── DATASET CONTENT
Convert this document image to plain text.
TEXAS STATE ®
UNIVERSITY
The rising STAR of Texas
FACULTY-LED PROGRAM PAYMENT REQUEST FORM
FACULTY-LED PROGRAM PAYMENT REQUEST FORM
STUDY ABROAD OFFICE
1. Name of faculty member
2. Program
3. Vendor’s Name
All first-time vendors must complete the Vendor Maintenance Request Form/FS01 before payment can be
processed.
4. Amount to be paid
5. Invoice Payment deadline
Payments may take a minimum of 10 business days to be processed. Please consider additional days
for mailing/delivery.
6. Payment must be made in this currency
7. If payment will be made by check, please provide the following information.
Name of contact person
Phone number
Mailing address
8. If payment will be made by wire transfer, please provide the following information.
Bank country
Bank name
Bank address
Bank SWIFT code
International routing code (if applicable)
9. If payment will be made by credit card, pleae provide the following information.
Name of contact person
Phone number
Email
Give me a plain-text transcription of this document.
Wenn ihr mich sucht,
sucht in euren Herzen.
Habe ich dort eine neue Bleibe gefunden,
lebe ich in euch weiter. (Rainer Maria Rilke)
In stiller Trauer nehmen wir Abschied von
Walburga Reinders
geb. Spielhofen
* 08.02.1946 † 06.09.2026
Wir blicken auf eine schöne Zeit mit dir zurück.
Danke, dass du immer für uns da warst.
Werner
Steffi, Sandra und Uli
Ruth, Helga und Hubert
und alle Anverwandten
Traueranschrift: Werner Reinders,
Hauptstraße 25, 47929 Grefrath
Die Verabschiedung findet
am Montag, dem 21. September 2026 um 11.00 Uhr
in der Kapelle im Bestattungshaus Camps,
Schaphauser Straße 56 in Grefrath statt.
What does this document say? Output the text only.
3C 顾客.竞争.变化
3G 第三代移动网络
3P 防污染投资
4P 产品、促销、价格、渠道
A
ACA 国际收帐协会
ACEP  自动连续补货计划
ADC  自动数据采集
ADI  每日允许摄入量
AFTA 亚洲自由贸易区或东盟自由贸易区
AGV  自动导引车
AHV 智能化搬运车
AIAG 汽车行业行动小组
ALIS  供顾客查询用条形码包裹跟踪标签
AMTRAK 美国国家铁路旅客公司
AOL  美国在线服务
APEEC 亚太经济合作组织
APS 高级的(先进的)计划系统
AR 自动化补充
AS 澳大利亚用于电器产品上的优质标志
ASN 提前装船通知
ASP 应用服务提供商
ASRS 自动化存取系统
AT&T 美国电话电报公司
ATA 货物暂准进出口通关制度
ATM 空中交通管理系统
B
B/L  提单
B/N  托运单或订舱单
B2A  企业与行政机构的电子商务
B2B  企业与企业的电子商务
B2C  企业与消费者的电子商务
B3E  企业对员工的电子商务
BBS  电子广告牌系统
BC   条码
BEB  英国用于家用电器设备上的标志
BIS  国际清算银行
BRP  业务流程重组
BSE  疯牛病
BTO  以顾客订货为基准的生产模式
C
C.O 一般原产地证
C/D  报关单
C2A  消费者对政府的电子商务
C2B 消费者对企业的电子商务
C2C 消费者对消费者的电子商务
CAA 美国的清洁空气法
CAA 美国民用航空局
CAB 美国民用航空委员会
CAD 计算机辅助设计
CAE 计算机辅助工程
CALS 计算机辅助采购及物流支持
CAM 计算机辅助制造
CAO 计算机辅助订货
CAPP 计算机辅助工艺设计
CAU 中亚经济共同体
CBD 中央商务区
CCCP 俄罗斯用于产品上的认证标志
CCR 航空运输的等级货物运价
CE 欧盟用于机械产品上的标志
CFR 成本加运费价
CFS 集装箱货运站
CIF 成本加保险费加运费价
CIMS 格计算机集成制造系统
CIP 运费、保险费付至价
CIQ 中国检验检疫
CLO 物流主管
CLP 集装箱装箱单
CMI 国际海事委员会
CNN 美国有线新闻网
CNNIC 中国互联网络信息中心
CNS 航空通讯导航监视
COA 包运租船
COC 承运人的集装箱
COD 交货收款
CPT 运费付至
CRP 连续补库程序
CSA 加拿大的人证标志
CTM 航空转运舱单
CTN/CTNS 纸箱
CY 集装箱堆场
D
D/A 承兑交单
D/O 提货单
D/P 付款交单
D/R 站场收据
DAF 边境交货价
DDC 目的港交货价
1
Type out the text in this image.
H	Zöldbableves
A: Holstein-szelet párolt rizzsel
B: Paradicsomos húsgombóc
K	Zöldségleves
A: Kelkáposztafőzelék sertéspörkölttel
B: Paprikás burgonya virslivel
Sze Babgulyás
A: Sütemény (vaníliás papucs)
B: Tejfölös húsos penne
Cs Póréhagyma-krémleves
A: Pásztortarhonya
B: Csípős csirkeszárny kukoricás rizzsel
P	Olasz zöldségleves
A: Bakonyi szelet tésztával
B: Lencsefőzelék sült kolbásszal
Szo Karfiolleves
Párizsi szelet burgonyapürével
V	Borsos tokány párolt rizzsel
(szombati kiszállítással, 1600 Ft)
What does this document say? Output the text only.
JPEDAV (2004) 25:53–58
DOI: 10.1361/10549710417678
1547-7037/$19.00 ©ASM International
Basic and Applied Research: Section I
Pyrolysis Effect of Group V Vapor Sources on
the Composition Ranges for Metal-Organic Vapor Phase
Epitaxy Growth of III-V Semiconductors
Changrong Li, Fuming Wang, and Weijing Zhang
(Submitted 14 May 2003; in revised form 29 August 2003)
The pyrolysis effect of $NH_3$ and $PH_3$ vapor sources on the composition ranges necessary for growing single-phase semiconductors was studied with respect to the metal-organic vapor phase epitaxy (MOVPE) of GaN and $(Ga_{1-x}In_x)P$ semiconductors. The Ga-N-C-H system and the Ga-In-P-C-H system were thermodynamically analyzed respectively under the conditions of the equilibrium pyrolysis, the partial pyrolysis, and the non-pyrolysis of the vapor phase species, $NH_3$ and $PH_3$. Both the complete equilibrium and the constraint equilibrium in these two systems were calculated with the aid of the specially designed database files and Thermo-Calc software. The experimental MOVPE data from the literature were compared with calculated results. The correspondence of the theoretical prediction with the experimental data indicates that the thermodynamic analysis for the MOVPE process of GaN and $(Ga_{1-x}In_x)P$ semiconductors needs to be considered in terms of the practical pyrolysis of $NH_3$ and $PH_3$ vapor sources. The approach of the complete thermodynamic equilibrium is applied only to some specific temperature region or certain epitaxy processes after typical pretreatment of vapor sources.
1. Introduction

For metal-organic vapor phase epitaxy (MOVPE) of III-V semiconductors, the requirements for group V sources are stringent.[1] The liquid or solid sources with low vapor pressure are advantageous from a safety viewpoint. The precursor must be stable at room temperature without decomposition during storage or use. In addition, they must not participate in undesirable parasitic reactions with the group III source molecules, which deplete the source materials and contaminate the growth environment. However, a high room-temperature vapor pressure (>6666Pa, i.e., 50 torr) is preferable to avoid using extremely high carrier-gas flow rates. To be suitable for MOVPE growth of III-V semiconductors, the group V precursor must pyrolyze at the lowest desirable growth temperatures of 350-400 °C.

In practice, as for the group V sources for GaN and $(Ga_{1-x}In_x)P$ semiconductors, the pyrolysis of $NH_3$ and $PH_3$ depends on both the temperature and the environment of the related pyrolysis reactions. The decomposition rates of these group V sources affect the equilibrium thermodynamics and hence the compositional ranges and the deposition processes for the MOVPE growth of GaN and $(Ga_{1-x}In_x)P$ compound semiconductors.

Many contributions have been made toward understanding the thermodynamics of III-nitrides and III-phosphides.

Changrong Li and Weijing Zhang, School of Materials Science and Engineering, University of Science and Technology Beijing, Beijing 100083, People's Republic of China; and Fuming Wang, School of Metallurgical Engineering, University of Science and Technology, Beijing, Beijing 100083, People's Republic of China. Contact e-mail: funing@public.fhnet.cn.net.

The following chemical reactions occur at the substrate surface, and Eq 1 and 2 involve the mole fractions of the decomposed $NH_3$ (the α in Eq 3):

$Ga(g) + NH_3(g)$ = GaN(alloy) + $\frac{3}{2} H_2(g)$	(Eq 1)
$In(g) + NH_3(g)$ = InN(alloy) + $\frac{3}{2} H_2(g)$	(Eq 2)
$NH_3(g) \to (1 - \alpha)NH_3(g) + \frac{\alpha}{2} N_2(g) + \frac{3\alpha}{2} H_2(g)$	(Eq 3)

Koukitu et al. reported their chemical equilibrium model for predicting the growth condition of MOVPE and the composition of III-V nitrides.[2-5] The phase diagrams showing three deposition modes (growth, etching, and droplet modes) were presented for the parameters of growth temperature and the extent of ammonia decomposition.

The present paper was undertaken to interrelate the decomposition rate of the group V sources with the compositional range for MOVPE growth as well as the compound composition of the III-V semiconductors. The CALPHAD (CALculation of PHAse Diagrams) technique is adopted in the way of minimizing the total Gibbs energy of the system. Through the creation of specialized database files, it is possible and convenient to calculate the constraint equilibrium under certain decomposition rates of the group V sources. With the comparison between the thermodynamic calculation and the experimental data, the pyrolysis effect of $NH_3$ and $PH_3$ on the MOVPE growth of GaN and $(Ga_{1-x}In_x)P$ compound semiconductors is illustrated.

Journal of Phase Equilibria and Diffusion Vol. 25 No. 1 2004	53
────
EXERCISE:
Copy each line in the data that holds the word "deposition".

FINAL RESULT:
In practice, as for the group V sources for GaN and $(Ga_{1-x}In_x)P$ semiconductors, the pyrolysis of $NH_3$ and $PH_3$ depends on both the temperature and the environment of the related pyrolysis reactions. The decomposition rates of these group V sources affect the equilibrium thermodynamics and hence the compositional ranges and the deposition processes for the MOVPE growth of GaN and $(Ga_{1-x}In_x)P$ compound semiconductors.
Koukitu et al. reported their chemical equilibrium model for predicting the growth condition of MOVPE and the composition of III-V nitrides.[2-5] The phase diagrams showing three deposition modes (growth, etching, and droplet modes) were presented for the parameters of growth temperature and the extent of ammonia decomposition.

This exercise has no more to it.